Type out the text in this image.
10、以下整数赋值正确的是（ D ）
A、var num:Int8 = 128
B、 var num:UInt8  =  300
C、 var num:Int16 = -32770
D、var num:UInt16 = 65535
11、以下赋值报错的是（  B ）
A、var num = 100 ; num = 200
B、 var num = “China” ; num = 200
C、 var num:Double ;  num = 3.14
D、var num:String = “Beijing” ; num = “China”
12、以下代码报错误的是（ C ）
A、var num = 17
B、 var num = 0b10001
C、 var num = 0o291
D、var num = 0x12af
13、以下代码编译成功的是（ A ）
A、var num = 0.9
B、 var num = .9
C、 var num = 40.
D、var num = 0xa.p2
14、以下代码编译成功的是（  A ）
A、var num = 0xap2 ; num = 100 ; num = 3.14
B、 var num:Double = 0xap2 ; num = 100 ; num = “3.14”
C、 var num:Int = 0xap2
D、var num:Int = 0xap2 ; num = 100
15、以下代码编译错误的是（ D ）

→ Directions for this task
Output the records verbatim, from the first line to the last.

→ Correct response
Type out the text in this image.
10、以下整数赋值正确的是（ D ）
A、var num:Int8 = 128
B、 var num:UInt8  =  300
C、 var num:Int16 = -32770
D、var num:UInt16 = 65535
11、以下赋值报错的是（  B ）
A、var num = 100 ; num = 200
B、 var num = “China” ; num = 200
C、 var num:Double ;  num = 3.14
D、var num:String = “Beijing” ; num = “China”
12、以下代码报错误的是（ C ）
A、var num = 17
B、 var num = 0b10001
C、 var num = 0o291
D、var num = 0x12af
13、以下代码编译成功的是（ A ）
A、var num = 0.9
B、 var num = .9
C、 var num = 40.
D、var num = 0xa.p2
14、以下代码编译成功的是（  A ）
A、var num = 0xap2 ; num = 100 ; num = 3.14
B、 var num:Double = 0xap2 ; num = 100 ; num = “3.14”
C、 var num:Int = 0xap2
D、var num:Int = 0xap2 ; num = 100
15、以下代码编译错误的是（ D ）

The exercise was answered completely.